• _STATED TASK_:
Check each line of the listing below for the string "icon", and copy the ones that have it.

• _DATA FOR THIS TASK_:
__________________________________________________

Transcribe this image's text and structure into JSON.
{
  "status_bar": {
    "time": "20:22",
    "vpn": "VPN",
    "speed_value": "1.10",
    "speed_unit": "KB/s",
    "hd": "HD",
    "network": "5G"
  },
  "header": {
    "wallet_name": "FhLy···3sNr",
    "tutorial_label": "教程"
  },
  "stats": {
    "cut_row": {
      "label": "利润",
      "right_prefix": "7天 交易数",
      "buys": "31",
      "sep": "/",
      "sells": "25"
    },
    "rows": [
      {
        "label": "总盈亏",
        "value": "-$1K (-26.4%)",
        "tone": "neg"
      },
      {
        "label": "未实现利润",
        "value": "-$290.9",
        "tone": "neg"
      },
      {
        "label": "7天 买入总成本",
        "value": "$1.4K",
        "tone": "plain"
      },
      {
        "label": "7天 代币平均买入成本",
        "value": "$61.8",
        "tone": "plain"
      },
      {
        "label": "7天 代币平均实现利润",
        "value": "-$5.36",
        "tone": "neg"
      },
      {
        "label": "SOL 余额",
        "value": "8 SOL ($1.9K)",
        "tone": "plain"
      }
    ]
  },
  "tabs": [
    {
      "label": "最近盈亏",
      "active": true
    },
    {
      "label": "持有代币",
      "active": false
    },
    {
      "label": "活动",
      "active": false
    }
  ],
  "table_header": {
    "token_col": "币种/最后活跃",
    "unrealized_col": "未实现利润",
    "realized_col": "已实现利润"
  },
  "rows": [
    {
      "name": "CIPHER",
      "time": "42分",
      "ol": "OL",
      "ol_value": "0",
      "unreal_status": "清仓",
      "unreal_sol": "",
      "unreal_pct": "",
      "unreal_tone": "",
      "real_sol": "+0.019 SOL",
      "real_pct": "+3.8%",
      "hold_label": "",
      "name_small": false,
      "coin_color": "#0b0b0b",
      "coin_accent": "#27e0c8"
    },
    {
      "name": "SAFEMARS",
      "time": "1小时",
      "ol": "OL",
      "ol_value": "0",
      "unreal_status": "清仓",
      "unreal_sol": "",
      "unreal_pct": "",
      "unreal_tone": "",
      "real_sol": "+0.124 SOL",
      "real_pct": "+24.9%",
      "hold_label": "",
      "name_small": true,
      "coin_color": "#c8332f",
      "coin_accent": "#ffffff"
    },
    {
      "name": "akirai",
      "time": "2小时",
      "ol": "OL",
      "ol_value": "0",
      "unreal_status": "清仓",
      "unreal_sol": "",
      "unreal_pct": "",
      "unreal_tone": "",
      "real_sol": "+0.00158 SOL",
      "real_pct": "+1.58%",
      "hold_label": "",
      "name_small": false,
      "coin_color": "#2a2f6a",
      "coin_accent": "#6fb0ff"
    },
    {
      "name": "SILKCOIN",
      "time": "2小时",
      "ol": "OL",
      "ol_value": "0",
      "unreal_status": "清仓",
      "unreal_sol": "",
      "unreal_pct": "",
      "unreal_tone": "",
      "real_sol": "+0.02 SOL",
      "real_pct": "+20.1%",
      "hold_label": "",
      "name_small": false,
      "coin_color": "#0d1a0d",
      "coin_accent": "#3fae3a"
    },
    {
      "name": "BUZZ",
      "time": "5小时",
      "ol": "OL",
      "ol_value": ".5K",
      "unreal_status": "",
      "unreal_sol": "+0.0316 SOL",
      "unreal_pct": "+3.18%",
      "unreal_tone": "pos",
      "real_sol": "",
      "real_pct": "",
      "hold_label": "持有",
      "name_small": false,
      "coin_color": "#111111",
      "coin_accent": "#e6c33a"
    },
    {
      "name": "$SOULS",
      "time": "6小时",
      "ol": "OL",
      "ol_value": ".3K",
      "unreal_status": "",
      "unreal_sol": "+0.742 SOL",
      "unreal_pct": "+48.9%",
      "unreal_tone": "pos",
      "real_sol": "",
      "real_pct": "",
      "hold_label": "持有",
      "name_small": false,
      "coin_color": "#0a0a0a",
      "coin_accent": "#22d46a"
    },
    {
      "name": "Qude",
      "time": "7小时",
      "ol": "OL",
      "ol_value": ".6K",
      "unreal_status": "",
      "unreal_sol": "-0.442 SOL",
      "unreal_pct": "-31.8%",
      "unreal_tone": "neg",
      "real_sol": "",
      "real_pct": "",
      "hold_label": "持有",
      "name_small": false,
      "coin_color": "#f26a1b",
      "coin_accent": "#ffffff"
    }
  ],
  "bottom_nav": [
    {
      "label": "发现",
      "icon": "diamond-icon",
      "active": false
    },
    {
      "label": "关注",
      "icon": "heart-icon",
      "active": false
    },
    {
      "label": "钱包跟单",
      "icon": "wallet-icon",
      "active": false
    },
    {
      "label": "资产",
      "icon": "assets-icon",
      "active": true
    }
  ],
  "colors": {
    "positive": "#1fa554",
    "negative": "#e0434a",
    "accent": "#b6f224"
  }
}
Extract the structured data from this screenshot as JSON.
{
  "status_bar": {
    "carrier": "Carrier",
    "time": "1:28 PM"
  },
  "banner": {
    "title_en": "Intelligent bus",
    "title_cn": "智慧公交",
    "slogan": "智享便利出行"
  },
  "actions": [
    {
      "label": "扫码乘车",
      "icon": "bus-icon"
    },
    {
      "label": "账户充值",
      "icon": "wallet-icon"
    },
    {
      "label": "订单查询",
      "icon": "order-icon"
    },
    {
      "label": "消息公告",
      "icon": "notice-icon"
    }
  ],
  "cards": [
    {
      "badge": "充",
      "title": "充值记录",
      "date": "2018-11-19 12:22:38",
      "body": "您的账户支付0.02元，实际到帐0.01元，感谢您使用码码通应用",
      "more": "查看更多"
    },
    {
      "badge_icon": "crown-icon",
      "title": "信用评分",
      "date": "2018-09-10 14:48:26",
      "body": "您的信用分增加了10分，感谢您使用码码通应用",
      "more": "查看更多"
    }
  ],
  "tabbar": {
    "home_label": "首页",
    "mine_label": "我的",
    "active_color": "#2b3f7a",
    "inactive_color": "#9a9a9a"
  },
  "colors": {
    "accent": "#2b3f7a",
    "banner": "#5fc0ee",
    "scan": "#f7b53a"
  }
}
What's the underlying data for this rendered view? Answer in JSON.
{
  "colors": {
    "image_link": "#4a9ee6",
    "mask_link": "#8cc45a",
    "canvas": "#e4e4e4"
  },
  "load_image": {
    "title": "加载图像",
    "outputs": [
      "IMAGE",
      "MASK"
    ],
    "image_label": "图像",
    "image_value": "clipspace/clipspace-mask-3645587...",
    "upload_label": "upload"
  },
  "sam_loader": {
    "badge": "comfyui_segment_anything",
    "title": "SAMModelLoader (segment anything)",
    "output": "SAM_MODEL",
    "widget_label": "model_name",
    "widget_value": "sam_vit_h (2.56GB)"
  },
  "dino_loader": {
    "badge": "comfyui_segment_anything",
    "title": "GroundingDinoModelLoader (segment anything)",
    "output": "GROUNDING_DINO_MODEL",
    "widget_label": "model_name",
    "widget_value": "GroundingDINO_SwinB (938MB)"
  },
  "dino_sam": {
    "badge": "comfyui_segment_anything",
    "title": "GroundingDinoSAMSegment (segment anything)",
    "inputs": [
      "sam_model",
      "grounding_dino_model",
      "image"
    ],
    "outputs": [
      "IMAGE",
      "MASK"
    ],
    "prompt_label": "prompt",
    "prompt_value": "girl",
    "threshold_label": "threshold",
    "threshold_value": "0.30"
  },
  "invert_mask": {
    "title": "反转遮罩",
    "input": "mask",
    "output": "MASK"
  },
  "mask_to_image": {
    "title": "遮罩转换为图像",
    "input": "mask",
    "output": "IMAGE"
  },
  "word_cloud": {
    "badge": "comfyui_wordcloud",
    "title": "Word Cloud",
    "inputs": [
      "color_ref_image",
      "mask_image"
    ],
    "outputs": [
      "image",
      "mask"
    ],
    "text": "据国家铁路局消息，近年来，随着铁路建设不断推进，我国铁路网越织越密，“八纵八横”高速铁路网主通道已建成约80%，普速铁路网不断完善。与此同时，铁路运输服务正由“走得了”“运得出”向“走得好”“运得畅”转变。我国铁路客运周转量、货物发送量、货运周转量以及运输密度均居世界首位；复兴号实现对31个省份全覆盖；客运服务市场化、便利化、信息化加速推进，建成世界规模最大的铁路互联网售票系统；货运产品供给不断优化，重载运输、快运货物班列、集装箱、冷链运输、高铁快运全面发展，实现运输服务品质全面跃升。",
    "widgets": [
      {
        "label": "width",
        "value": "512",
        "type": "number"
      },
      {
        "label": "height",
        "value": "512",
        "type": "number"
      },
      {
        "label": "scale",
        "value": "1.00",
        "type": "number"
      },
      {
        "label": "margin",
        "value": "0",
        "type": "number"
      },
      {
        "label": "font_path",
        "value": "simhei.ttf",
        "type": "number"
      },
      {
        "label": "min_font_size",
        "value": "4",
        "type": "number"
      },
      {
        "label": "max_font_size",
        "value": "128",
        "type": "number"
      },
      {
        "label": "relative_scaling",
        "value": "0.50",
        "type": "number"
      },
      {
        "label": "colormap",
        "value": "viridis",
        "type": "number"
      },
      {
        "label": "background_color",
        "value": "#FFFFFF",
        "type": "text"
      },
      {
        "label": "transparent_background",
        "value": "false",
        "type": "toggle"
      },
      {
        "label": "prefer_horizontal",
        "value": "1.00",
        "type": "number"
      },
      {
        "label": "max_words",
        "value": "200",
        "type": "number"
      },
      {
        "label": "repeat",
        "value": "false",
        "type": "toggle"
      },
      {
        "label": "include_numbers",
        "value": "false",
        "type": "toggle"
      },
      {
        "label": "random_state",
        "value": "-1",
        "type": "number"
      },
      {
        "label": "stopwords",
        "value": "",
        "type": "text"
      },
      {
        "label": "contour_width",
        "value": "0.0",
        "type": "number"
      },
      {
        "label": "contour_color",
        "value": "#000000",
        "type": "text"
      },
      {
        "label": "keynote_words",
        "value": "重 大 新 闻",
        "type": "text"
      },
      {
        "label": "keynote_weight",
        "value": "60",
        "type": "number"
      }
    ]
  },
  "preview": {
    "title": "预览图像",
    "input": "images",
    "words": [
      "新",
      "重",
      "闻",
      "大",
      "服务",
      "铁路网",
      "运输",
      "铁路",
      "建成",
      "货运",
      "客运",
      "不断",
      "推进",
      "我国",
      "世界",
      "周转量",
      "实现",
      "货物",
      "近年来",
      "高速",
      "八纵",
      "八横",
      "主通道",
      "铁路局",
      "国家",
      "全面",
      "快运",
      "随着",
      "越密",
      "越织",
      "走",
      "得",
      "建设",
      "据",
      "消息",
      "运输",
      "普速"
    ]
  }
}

__________________________________________________

• _RESULT_:
      "icon": "diamond-icon",
      "icon": "heart-icon",
      "icon": "wallet-icon",
      "icon": "assets-icon",
      "icon": "bus-icon"
      "icon": "wallet-icon"
      "icon": "order-icon"
      "icon": "notice-icon"
      "badge_icon": "crown-icon",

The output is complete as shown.